* _What is asked_
Return each entry exactly, with none missing.

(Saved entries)
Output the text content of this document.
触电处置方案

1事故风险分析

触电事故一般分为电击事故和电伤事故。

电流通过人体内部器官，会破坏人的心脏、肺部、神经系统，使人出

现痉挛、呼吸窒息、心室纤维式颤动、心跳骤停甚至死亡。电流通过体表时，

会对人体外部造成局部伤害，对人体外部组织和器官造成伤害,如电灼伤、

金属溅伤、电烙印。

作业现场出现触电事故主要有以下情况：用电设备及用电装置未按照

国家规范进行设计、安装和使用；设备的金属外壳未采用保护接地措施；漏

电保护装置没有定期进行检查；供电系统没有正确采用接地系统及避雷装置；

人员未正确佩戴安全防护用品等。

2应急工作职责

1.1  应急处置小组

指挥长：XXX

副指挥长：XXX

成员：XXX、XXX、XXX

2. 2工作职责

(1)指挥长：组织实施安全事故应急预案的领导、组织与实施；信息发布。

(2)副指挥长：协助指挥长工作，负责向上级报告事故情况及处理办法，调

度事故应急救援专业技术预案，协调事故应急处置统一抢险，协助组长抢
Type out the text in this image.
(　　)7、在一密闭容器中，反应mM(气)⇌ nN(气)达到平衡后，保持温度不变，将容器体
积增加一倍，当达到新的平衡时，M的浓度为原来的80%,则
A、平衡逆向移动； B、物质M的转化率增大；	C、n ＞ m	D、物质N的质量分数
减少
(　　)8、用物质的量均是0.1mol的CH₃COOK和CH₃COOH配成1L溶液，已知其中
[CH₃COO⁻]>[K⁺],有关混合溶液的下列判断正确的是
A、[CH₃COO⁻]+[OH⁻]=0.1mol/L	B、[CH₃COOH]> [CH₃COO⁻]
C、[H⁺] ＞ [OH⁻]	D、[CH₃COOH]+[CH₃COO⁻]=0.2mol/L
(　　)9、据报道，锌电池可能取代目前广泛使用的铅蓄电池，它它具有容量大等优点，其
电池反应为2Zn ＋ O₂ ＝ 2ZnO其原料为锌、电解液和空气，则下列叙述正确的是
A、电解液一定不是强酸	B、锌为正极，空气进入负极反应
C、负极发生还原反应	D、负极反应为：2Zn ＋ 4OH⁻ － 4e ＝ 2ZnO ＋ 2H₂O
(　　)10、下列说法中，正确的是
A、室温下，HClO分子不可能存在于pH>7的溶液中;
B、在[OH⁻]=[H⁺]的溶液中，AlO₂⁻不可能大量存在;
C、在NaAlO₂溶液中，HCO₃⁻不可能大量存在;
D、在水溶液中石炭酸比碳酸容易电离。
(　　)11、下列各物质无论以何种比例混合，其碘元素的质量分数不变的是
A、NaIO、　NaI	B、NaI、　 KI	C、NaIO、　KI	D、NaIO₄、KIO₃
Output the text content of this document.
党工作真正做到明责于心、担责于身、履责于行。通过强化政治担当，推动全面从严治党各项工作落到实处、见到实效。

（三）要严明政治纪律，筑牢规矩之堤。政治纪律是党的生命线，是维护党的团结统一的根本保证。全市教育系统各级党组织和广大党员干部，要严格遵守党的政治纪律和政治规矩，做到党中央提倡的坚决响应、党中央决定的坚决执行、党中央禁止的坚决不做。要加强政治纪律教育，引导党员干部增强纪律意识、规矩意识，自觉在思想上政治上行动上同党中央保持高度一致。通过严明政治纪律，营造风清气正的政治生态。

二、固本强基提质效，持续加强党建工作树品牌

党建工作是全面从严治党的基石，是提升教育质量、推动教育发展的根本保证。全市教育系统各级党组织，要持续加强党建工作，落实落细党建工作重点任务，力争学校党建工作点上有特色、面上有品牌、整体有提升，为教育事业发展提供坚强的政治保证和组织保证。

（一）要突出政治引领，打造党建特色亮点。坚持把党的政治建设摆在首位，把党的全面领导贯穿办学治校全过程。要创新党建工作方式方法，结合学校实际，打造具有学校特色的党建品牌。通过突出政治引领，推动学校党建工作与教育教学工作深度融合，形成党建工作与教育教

* _Finished task_
Output the text content of this document.
触电处置方案

1事故风险分析

触电事故一般分为电击事故和电伤事故。

电流通过人体内部器官，会破坏人的心脏、肺部、神经系统，使人出

现痉挛、呼吸窒息、心室纤维式颤动、心跳骤停甚至死亡。电流通过体表时，

会对人体外部造成局部伤害，对人体外部组织和器官造成伤害,如电灼伤、

金属溅伤、电烙印。

作业现场出现触电事故主要有以下情况：用电设备及用电装置未按照

国家规范进行设计、安装和使用；设备的金属外壳未采用保护接地措施；漏

电保护装置没有定期进行检查；供电系统没有正确采用接地系统及避雷装置；

人员未正确佩戴安全防护用品等。

2应急工作职责

1.1  应急处置小组

指挥长：XXX

副指挥长：XXX

成员：XXX、XXX、XXX

2. 2工作职责

(1)指挥长：组织实施安全事故应急预案的领导、组织与实施；信息发布。

(2)副指挥长：协助指挥长工作，负责向上级报告事故情况及处理办法，调

度事故应急救援专业技术预案，协调事故应急处置统一抢险，协助组长抢
Type out the text in this image.
(　　)7、在一密闭容器中，反应mM(气)⇌ nN(气)达到平衡后，保持温度不变，将容器体
积增加一倍，当达到新的平衡时，M的浓度为原来的80%,则
A、平衡逆向移动； B、物质M的转化率增大；	C、n ＞ m	D、物质N的质量分数
减少
(　　)8、用物质的量均是0.1mol的CH₃COOK和CH₃COOH配成1L溶液，已知其中
[CH₃COO⁻]>[K⁺],有关混合溶液的下列判断正确的是
A、[CH₃COO⁻]+[OH⁻]=0.1mol/L	B、[CH₃COOH]> [CH₃COO⁻]
C、[H⁺] ＞ [OH⁻]	D、[CH₃COOH]+[CH₃COO⁻]=0.2mol/L
(　　)9、据报道，锌电池可能取代目前广泛使用的铅蓄电池，它它具有容量大等优点，其
电池反应为2Zn ＋ O₂ ＝ 2ZnO其原料为锌、电解液和空气，则下列叙述正确的是
A、电解液一定不是强酸	B、锌为正极，空气进入负极反应
C、负极发生还原反应	D、负极反应为：2Zn ＋ 4OH⁻ － 4e ＝ 2ZnO ＋ 2H₂O
(　　)10、下列说法中，正确的是
A、室温下，HClO分子不可能存在于pH>7的溶液中;
B、在[OH⁻]=[H⁺]的溶液中，AlO₂⁻不可能大量存在;
C、在NaAlO₂溶液中，HCO₃⁻不可能大量存在;
D、在水溶液中石炭酸比碳酸容易电离。
(　　)11、下列各物质无论以何种比例混合，其碘元素的质量分数不变的是
A、NaIO、　NaI	B、NaI、　 KI	C、NaIO、　KI	D、NaIO₄、KIO₃
Output the text content of this document.
党工作真正做到明责于心、担责于身、履责于行。通过强化政治担当，推动全面从严治党各项工作落到实处、见到实效。

（三）要严明政治纪律，筑牢规矩之堤。政治纪律是党的生命线，是维护党的团结统一的根本保证。全市教育系统各级党组织和广大党员干部，要严格遵守党的政治纪律和政治规矩，做到党中央提倡的坚决响应、党中央决定的坚决执行、党中央禁止的坚决不做。要加强政治纪律教育，引导党员干部增强纪律意识、规矩意识，自觉在思想上政治上行动上同党中央保持高度一致。通过严明政治纪律，营造风清气正的政治生态。

二、固本强基提质效，持续加强党建工作树品牌

党建工作是全面从严治党的基石，是提升教育质量、推动教育发展的根本保证。全市教育系统各级党组织，要持续加强党建工作，落实落细党建工作重点任务，力争学校党建工作点上有特色、面上有品牌、整体有提升，为教育事业发展提供坚强的政治保证和组织保证。

（一）要突出政治引领，打造党建特色亮点。坚持把党的政治建设摆在首位，把党的全面领导贯穿办学治校全过程。要创新党建工作方式方法，结合学校实际，打造具有学校特色的党建品牌。通过突出政治引领，推动学校党建工作与教育教学工作深度融合，形成党建工作与教育教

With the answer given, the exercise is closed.